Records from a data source
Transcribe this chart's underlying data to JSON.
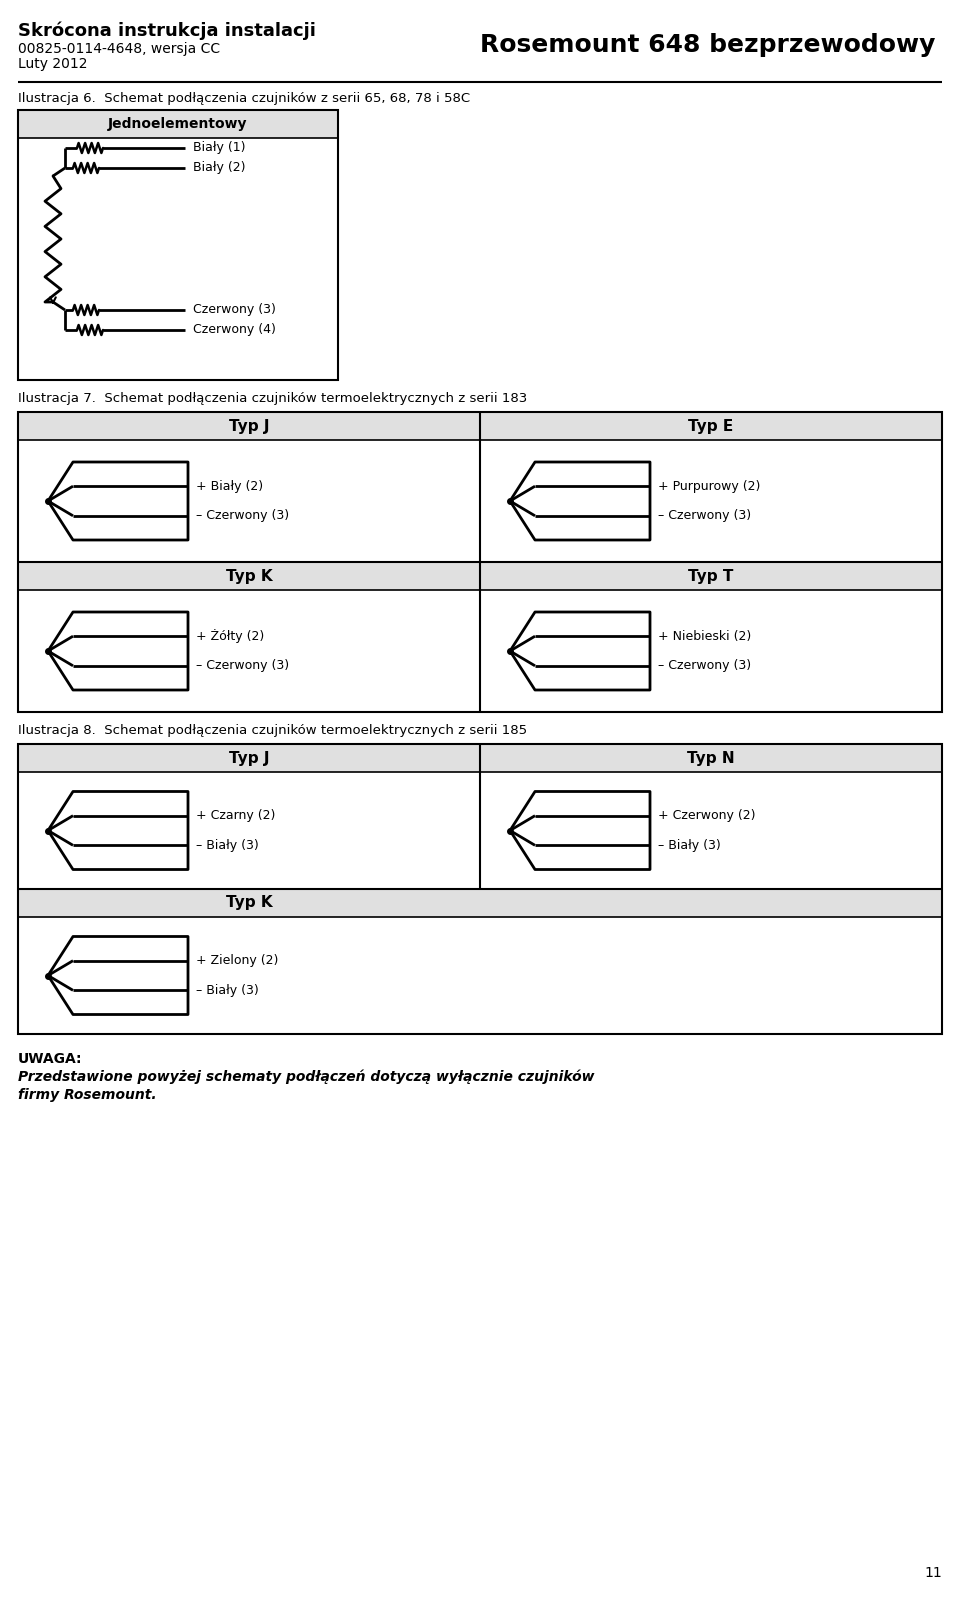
{
  "header_title_bold": "Skrócona instrukcja instalacji",
  "header_line2": "00825-0114-4648, wersja CC",
  "header_line3": "Luty 2012",
  "header_right": "Rosemount 648 bezprzewodowy",
  "fig6_label": "Ilustracja 6.  Schemat podłączenia czujników z serii 65, 68, 78 i 58C",
  "fig6_box_title": "Jednoelementowy",
  "fig6_wires": [
    "Biały (1)",
    "Biały (2)",
    "Czerwony (3)",
    "Czerwony (4)"
  ],
  "fig7_label": "Ilustracja 7.  Schemat podłączenia czujników termoelektrycznych z serii 183",
  "fig7_types": [
    {
      "name": "Typ J",
      "plus": "+ Biały (2)",
      "minus": "– Czerwony (3)"
    },
    {
      "name": "Typ E",
      "plus": "+ Purpurowy (2)",
      "minus": "– Czerwony (3)"
    },
    {
      "name": "Typ K",
      "plus": "+ Żółty (2)",
      "minus": "– Czerwony (3)"
    },
    {
      "name": "Typ T",
      "plus": "+ Niebieski (2)",
      "minus": "– Czerwony (3)"
    }
  ],
  "fig8_label": "Ilustracja 8.  Schemat podłączenia czujników termoelektrycznych z serii 185",
  "fig8_types": [
    {
      "name": "Typ J",
      "plus": "+ Czarny (2)",
      "minus": "– Biały (3)"
    },
    {
      "name": "Typ N",
      "plus": "+ Czerwony (2)",
      "minus": "– Biały (3)"
    },
    {
      "name": "Typ K",
      "plus": "+ Zielony (2)",
      "minus": "– Biały (3)"
    }
  ],
  "uwaga_title": "UWAGA:",
  "uwaga_line1": "Przedstawione powyżej schematy podłączeń dotyczą wyłącznie czujników",
  "uwaga_line2": "firmy Rosemount.",
  "page_number": "11",
  "bg_color": "#ffffff",
  "cell_header_bg": "#e0e0e0",
  "border_color": "#000000"
}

→ GOAL: Write out again every line above exactly as given; the pictures do not belong in the copy.

→ CORRECT RESULT:
Transcribe this chart's underlying data to JSON.
{
  "header_title_bold": "Skrócona instrukcja instalacji",
  "header_line2": "00825-0114-4648, wersja CC",
  "header_line3": "Luty 2012",
  "header_right": "Rosemount 648 bezprzewodowy",
  "fig6_label": "Ilustracja 6.  Schemat podłączenia czujników z serii 65, 68, 78 i 58C",
  "fig6_box_title": "Jednoelementowy",
  "fig6_wires": [
    "Biały (1)",
    "Biały (2)",
    "Czerwony (3)",
    "Czerwony (4)"
  ],
  "fig7_label": "Ilustracja 7.  Schemat podłączenia czujników termoelektrycznych z serii 183",
  "fig7_types": [
    {
      "name": "Typ J",
      "plus": "+ Biały (2)",
      "minus": "– Czerwony (3)"
    },
    {
      "name": "Typ E",
      "plus": "+ Purpurowy (2)",
      "minus": "– Czerwony (3)"
    },
    {
      "name": "Typ K",
      "plus": "+ Żółty (2)",
      "minus": "– Czerwony (3)"
    },
    {
      "name": "Typ T",
      "plus": "+ Niebieski (2)",
      "minus": "– Czerwony (3)"
    }
  ],
  "fig8_label": "Ilustracja 8.  Schemat podłączenia czujników termoelektrycznych z serii 185",
  "fig8_types": [
    {
      "name": "Typ J",
      "plus": "+ Czarny (2)",
      "minus": "– Biały (3)"
    },
    {
      "name": "Typ N",
      "plus": "+ Czerwony (2)",
      "minus": "– Biały (3)"
    },
    {
      "name": "Typ K",
      "plus": "+ Zielony (2)",
      "minus": "– Biały (3)"
    }
  ],
  "uwaga_title": "UWAGA:",
  "uwaga_line1": "Przedstawione powyżej schematy podłączeń dotyczą wyłącznie czujników",
  "uwaga_line2": "firmy Rosemount.",
  "page_number": "11",
  "bg_color": "#ffffff",
  "cell_header_bg": "#e0e0e0",
  "border_color": "#000000"
}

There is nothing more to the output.